- **Text for analysis**:
I'm skeptical of evolutionary psychology in general but if we think about prehistory a lot of work was doing stuff that had deadlines but you could easily understand what needed to be done. You have to go out and collect a bunch of nuts and berries, and there's a deadline because you'll starve if you don't get the food, but you know the food is out there and it's just a matter of getting it. Your ancestors have lived off food from this land for thousands of years, you know you will too. Similarly for simple crafting, you need to make the clothing or the clay pot but there's no barrier to doing it, you just have to do it. In these cases you could also have a boss, that is, some person with authority directing and judging you, but it's someone you know and someone whose role you will inevitably fill.
I think the key difference in the modern world is that success is not guaranteed, for reasons that may be well out of your control, and failure is scary with unknown consequences. We can imagine a world with pretty much the same jobs and the same work, but with more security removing the intense stress people feel.
Success wasn't guaranteed in the ancient world either. Even if you were cultivating crops, a drought you couldn't control could wipe out your crops. Or baddies could invade and steal your stuff and kill your people en masse.
Overall, we have way more security than the ancient world did. Droughts are still a problem as the western US has been seeing, but at least we're at a point today where it just means food prices go up rather than food vanishing entirely and requiring migration to other countries or something.
As for stress, largely European workers don't seem to feel the pressures that American workers do, which probably boils down to in part a mix of higher taxes leading to better safety nets as well as generally much more vacation time from work. Also politics in European countries generally isn't as polarized, though by no means is it perfect.
Farming as a necessity didn't happen until late prehistory and early history. Before that people hunted, fished or foraged for their daily food. They had nothing worth stealing or killing for or that couldn't be rebuilt quickly after an earthquake or other disaster. In the worst case they could just move a few miles away. Dying from a drought wiping out your crops or from being attacked by raiders from the mountains or from a warlord or pharaoh that claimed to rule over you didn't happen until later. Even then your own life was still simple to understand: being a farmer or shepherd or what have you.
I don't mean to say this was all perfect, but instead that when we talk about the stress of modern jobs, we should go beyond saying no one likes deadlines or bosses, because the real problem is the, for some people literally daily, uncertainty.
I think the key difference in the modern world is that success is not guaranteed, for reasons that may be well out of your control, and failure is scary with unknown consequences. We can imagine a world with pretty much the same jobs and the same work, but with more security removing the intense stress people feel.

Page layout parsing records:
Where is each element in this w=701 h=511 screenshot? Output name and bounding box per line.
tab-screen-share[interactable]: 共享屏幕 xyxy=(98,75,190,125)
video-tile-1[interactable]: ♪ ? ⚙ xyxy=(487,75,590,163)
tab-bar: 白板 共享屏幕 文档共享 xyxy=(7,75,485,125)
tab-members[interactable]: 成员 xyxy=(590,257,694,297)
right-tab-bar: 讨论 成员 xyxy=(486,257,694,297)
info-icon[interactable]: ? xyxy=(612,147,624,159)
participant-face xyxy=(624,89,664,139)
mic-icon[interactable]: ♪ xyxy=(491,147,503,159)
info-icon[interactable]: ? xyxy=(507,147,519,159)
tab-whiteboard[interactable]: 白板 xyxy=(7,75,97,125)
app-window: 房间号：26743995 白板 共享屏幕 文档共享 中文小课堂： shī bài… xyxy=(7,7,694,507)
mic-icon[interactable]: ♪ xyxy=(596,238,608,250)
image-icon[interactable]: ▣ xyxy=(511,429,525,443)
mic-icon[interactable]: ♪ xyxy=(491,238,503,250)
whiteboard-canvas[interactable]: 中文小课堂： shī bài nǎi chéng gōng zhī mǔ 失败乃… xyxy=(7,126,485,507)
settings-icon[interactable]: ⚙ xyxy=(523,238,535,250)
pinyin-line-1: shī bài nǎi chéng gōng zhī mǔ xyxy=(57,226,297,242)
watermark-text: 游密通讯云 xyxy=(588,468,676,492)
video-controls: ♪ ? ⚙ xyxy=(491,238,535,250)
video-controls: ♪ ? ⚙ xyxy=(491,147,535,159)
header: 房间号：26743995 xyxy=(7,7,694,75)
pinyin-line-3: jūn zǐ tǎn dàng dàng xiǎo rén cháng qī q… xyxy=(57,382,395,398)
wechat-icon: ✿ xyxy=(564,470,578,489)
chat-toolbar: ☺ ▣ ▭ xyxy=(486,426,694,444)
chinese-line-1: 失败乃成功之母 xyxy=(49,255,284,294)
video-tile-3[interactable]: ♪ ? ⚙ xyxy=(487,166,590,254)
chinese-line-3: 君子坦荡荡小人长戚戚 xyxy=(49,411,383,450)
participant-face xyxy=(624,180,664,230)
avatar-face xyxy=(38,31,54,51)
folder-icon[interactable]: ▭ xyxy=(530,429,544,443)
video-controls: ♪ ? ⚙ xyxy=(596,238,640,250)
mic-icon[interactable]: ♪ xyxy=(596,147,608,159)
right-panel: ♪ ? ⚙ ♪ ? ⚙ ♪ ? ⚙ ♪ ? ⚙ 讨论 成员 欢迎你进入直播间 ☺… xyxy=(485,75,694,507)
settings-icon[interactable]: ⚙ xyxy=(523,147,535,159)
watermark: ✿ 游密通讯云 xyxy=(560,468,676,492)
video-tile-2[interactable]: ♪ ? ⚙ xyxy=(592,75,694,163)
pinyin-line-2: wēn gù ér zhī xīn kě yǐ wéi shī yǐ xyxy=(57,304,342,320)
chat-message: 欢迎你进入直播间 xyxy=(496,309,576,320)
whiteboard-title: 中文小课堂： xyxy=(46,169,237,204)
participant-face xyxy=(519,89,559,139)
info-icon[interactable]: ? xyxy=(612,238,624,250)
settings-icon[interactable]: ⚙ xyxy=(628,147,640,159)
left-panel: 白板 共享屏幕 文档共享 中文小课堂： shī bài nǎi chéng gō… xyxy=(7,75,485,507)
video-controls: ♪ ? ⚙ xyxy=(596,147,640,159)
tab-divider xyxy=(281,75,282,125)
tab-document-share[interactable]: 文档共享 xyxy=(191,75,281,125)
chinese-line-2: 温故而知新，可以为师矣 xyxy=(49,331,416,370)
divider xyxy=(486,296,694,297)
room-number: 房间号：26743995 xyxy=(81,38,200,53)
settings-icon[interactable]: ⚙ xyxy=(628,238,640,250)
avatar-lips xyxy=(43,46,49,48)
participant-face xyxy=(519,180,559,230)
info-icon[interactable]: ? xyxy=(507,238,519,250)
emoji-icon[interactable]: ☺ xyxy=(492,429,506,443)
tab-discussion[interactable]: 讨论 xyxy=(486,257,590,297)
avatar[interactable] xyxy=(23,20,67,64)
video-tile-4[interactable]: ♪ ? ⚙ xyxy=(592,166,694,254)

- **Prompt**:
Can you duplicate the part of the text on work and prehistory that opens with the words containing "Success wasn't guaranteed" and closes with "is it perfect."? The records stand apart from the text on work and prehistory.

- **Exercise answer**:
Success wasn't guaranteed in the ancient world either. Even if you were cultivating crops, a drought you couldn't control could wipe out your crops. Or baddies could invade and steal your stuff and kill your people en masse.
Overall, we have way more security than the ancient world did. Droughts are still a problem as the western US has been seeing, but at least we're at a point today where it just means food prices go up rather than food vanishing entirely and requiring migration to other countries or something.
As for stress, largely European workers don't seem to feel the pressures that American workers do, which probably boils down to in part a mix of higher taxes leading to better safety nets as well as generally much more vacation time from work. Also politics in European countries generally isn't as polarized, though by no means is it perfect.